— Written instruction —
Return the records word for word. Any pictures in them are not part of the copy.

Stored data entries
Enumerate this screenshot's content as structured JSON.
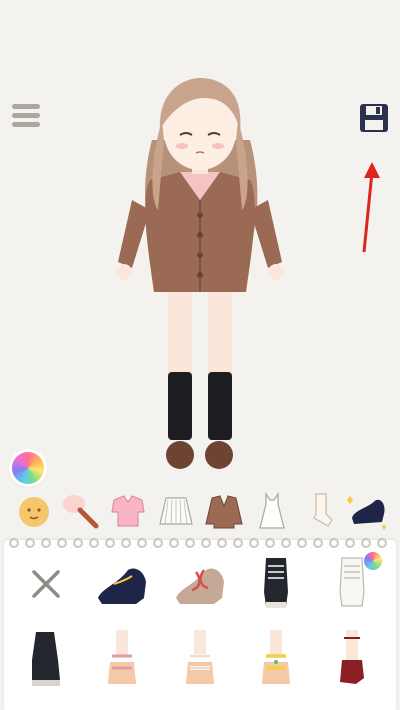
{
  "screen": "dress-up editor",
  "toolbar": {
    "menu_icon": "hamburger-menu-icon",
    "save_icon": "floppy-disk-save-icon",
    "color_icon": "color-wheel-icon"
  },
  "categories": [
    {
      "name": "face",
      "icon": "face-icon"
    },
    {
      "name": "hair",
      "icon": "hair-brush-icon"
    },
    {
      "name": "top",
      "icon": "blouse-icon"
    },
    {
      "name": "skirt",
      "icon": "skirt-icon"
    },
    {
      "name": "jacket",
      "icon": "cardigan-icon"
    },
    {
      "name": "dress",
      "icon": "dress-icon"
    },
    {
      "name": "socks",
      "icon": "sock-icon"
    },
    {
      "name": "shoes",
      "icon": "shoe-icon",
      "active": true
    }
  ],
  "shoe_items": [
    {
      "icon": "remove-x-icon"
    },
    {
      "icon": "navy-mary-jane-shoe-icon"
    },
    {
      "icon": "beige-mary-jane-shoe-icon"
    },
    {
      "icon": "black-sneaker-icon"
    },
    {
      "icon": "white-sneaker-icon"
    },
    {
      "icon": "black-sneaker-side-icon"
    },
    {
      "icon": "pink-sandal-icon"
    },
    {
      "icon": "white-sandal-icon"
    },
    {
      "icon": "yellow-sandal-icon"
    },
    {
      "icon": "red-heel-icon"
    }
  ],
  "colors": {
    "background": "#f3f2ee",
    "cardigan": "#9b6a55",
    "hair": "#c8a48c",
    "annotation_arrow": "#e0241d",
    "save_icon": "#2c3150"
  }
}
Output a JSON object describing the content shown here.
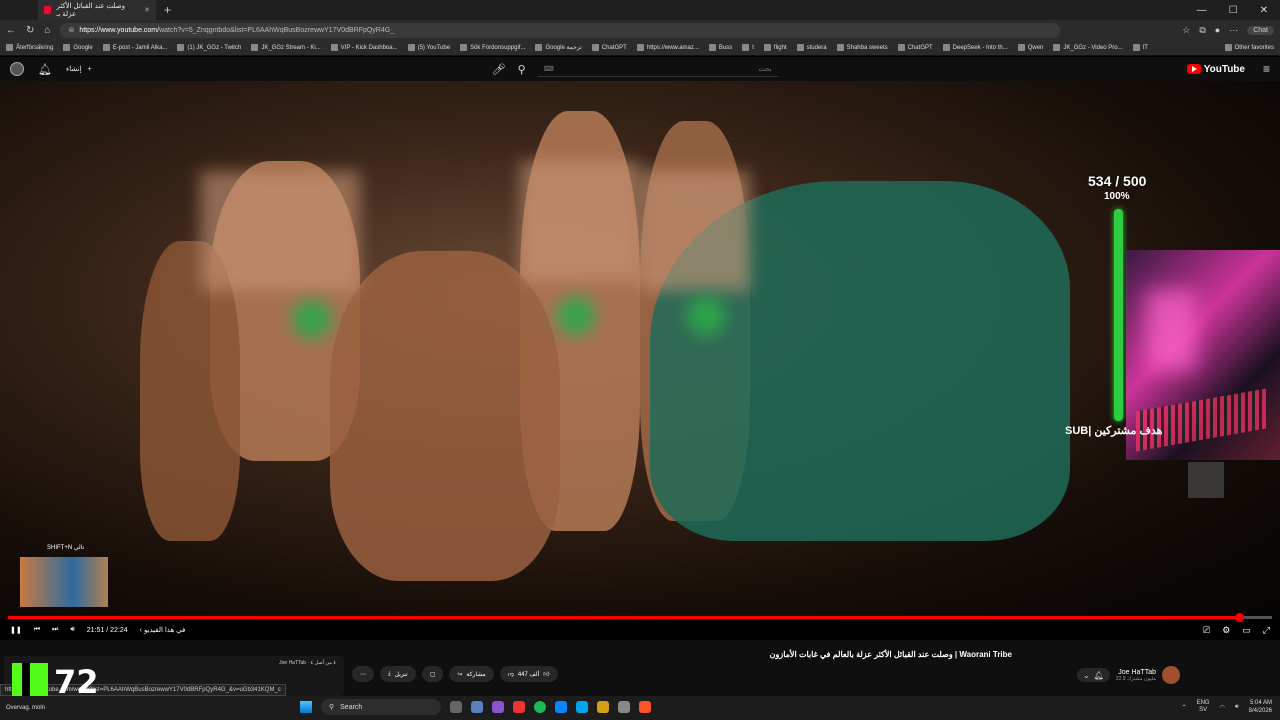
{
  "browser": {
    "tab_title": "وصلت عند القبائل الأكثر عزلة بـ",
    "url_prefix": "https://www.youtube.com/",
    "url_rest": "watch?v=5_Znqgntbdo&list=PL6AAhWqBusBozrewwY17V0dBRFpQyR4G_",
    "chat_label": "Chat",
    "bookmarks": [
      "Återförsäkring",
      "Google",
      "E-post - Jamil Alka...",
      "(1) JK_GGz - Twitch",
      "JK_GGz Stream - Ki...",
      "VIP - Kick Dashboa...",
      "(5) YouTube",
      "Sök Fordonsuppgif...",
      "Google ترجمة",
      "ChatGPT",
      "https://www.amaz...",
      "Buss",
      "t",
      "flight",
      "studera",
      "Shahba sweets",
      "ChatGPT",
      "DeepSeek - Into th...",
      "Qwen",
      "JK_GGz - Video Pro...",
      "IT"
    ],
    "other_favorites": "Other favorites"
  },
  "youtube": {
    "create_label": "إنشاء",
    "search_placeholder": "بحث",
    "logo_text": "YouTube"
  },
  "overlay": {
    "goal_count": "534 / 500",
    "goal_percent": "100%",
    "goal_label": "SUB| هدف مشتركين",
    "next_label": "SHIFT+N",
    "next_prefix": "تالي"
  },
  "player": {
    "progress": 0.978,
    "time": "21:51 / 22:24",
    "chapter": "‹ في هذا الفيديو"
  },
  "video_info": {
    "title": "وصلت عند القبائل الأكثر عزلة بالعالم في غابات الأمازون | Waorani Tribe",
    "channel": "Joe HaTTab",
    "subscribers": "22.9 مليون مشترك",
    "likes": "447 ألف",
    "share": "مشاركة",
    "download": "تنزيل",
    "playlist_channel": "Joe HaTTab",
    "playlist_meta": "٤ من أصل ٤"
  },
  "status_url": "https://www.youtube.com/watch?list=PL6AAhWqBusBozrewwY17V0dBRFpQyR4G_&v=uGb341KQM_c",
  "stream_overlay": {
    "viewers": "72"
  },
  "taskbar": {
    "weather": [
      "Overvag. moln"
    ],
    "search_label": "Search",
    "lang_1": "ENG",
    "lang_2": "SV",
    "time": "5:04 AM",
    "date": "8/4/2026"
  }
}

— Solution for this problem —
Enumerate this screenshot's content as structured JSON.
{
  "screen": "dress-up editor",
  "toolbar": {
    "menu_icon": "hamburger-menu-icon",
    "save_icon": "floppy-disk-save-icon",
    "color_icon": "color-wheel-icon"
  },
  "categories": [
    {
      "name": "face",
      "icon": "face-icon"
    },
    {
      "name": "hair",
      "icon": "hair-brush-icon"
    },
    {
      "name": "top",
      "icon": "blouse-icon"
    },
    {
      "name": "skirt",
      "icon": "skirt-icon"
    },
    {
      "name": "jacket",
      "icon": "cardigan-icon"
    },
    {
      "name": "dress",
      "icon": "dress-icon"
    },
    {
      "name": "socks",
      "icon": "sock-icon"
    },
    {
      "name": "shoes",
      "icon": "shoe-icon",
      "active": true
    }
  ],
  "shoe_items": [
    {
      "icon": "remove-x-icon"
    },
    {
      "icon": "navy-mary-jane-shoe-icon"
    },
    {
      "icon": "beige-mary-jane-shoe-icon"
    },
    {
      "icon": "black-sneaker-icon"
    },
    {
      "icon": "white-sneaker-icon"
    },
    {
      "icon": "black-sneaker-side-icon"
    },
    {
      "icon": "pink-sandal-icon"
    },
    {
      "icon": "white-sandal-icon"
    },
    {
      "icon": "yellow-sandal-icon"
    },
    {
      "icon": "red-heel-icon"
    }
  ],
  "colors": {
    "background": "#f3f2ee",
    "cardigan": "#9b6a55",
    "hair": "#c8a48c",
    "annotation_arrow": "#e0241d",
    "save_icon": "#2c3150"
  }
}
Output a JSON object describing the content shown here.
{
  "browser": {
    "tab_title": "وصلت عند القبائل الأكثر عزلة بـ",
    "url_prefix": "https://www.youtube.com/",
    "url_rest": "watch?v=5_Znqgntbdo&list=PL6AAhWqBusBozrewwY17V0dBRFpQyR4G_",
    "chat_label": "Chat",
    "bookmarks": [
      "Återförsäkring",
      "Google",
      "E-post - Jamil Alka...",
      "(1) JK_GGz - Twitch",
      "JK_GGz Stream - Ki...",
      "VIP - Kick Dashboa...",
      "(5) YouTube",
      "Sök Fordonsuppgif...",
      "Google ترجمة",
      "ChatGPT",
      "https://www.amaz...",
      "Buss",
      "t",
      "flight",
      "studera",
      "Shahba sweets",
      "ChatGPT",
      "DeepSeek - Into th...",
      "Qwen",
      "JK_GGz - Video Pro...",
      "IT"
    ],
    "other_favorites": "Other favorites"
  },
  "youtube": {
    "create_label": "إنشاء",
    "search_placeholder": "بحث",
    "logo_text": "YouTube"
  },
  "overlay": {
    "goal_count": "534 / 500",
    "goal_percent": "100%",
    "goal_label": "SUB| هدف مشتركين",
    "next_label": "SHIFT+N",
    "next_prefix": "تالي"
  },
  "player": {
    "progress": 0.978,
    "time": "21:51 / 22:24",
    "chapter": "‹ في هذا الفيديو"
  },
  "video_info": {
    "title": "وصلت عند القبائل الأكثر عزلة بالعالم في غابات الأمازون | Waorani Tribe",
    "channel": "Joe HaTTab",
    "subscribers": "22.9 مليون مشترك",
    "likes": "447 ألف",
    "share": "مشاركة",
    "download": "تنزيل",
    "playlist_channel": "Joe HaTTab",
    "playlist_meta": "٤ من أصل ٤"
  },
  "status_url": "https://www.youtube.com/watch?list=PL6AAhWqBusBozrewwY17V0dBRFpQyR4G_&v=uGb341KQM_c",
  "stream_overlay": {
    "viewers": "72"
  },
  "taskbar": {
    "weather": [
      "Overvag. moln"
    ],
    "search_label": "Search",
    "lang_1": "ENG",
    "lang_2": "SV",
    "time": "5:04 AM",
    "date": "8/4/2026"
  }
}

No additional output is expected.